**EXERCISE:** What is the number of lines containing the string "long"? Answer with the number only.

(Saved data entries)
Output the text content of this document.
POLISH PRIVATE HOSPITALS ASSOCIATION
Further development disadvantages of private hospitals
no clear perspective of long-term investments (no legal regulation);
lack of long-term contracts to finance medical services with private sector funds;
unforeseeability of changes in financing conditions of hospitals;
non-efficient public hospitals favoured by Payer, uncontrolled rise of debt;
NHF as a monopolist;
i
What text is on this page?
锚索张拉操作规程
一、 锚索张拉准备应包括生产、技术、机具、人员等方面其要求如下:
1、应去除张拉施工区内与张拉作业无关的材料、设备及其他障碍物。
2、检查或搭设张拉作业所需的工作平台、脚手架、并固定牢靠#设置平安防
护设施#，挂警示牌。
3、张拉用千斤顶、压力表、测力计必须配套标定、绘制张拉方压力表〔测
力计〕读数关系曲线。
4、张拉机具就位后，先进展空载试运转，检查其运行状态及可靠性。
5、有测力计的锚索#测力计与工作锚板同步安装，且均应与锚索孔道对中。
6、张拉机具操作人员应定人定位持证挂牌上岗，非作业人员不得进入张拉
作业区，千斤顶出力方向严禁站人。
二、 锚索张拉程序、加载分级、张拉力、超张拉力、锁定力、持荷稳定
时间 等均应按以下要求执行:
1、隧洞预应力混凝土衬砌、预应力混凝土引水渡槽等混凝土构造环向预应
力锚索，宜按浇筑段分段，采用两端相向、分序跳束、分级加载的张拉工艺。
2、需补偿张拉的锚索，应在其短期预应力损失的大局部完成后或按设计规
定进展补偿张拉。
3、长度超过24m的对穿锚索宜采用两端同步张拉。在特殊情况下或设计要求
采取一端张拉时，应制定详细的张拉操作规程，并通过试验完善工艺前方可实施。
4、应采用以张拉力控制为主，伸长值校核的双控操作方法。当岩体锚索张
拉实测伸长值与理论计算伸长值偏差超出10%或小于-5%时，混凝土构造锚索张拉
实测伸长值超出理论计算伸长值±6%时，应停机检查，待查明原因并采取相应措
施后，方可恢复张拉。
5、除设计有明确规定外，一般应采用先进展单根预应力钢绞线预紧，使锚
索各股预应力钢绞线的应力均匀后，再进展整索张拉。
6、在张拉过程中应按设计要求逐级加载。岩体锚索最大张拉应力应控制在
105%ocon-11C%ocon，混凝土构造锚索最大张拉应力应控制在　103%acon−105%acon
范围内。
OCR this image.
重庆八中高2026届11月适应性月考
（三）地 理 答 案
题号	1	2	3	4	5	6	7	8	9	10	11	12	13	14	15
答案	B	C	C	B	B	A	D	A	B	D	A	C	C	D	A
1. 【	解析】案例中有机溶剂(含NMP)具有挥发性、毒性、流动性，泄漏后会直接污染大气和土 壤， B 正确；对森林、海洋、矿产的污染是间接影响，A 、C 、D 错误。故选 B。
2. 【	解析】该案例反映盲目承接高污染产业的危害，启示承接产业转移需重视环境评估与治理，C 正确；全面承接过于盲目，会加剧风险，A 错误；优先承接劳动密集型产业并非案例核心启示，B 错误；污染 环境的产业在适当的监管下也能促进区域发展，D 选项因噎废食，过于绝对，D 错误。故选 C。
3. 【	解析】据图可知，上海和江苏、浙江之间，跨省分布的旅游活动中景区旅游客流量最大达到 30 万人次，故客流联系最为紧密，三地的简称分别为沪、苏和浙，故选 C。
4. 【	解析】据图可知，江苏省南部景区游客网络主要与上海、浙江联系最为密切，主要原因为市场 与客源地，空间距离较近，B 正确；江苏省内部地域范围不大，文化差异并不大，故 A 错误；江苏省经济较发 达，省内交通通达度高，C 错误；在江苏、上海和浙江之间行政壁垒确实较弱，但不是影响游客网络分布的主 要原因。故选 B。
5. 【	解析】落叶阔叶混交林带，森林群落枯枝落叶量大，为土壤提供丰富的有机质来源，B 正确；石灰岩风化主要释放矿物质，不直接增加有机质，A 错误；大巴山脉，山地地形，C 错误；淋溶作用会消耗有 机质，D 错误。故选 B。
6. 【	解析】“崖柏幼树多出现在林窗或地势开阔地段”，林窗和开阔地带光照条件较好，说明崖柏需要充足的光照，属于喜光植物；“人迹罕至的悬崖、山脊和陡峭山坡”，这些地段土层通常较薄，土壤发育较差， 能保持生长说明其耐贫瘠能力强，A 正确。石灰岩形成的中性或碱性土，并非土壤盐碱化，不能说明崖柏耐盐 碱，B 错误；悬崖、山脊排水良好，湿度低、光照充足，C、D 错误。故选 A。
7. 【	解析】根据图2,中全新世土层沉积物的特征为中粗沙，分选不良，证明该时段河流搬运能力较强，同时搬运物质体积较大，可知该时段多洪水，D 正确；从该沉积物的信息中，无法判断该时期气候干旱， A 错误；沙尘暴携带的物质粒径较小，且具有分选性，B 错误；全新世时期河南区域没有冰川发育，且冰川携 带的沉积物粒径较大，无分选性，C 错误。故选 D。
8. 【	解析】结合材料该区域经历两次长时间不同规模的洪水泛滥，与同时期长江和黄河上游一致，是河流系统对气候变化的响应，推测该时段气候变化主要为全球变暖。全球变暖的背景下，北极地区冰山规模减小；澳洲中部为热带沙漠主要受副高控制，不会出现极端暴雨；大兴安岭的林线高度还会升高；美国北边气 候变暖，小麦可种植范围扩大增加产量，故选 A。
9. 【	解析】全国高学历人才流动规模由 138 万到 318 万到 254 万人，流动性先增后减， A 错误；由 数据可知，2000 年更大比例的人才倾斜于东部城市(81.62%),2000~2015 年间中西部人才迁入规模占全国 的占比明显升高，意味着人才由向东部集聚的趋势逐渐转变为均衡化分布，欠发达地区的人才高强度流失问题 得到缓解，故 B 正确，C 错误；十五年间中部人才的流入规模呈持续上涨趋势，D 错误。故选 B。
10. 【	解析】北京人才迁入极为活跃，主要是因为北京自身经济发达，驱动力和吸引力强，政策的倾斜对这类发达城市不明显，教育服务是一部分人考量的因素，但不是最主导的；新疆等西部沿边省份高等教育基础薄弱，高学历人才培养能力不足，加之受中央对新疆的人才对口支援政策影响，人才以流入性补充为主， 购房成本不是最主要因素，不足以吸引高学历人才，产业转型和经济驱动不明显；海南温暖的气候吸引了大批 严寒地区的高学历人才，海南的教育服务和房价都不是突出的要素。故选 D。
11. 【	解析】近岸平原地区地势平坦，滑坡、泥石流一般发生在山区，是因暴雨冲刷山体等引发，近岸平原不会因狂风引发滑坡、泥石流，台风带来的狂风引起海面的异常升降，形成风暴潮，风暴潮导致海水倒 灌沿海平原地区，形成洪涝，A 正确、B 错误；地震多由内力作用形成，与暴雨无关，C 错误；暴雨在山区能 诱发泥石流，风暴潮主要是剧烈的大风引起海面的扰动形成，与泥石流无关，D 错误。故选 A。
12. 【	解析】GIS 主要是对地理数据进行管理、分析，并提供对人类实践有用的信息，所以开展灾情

**TASK SOLUTION:** 2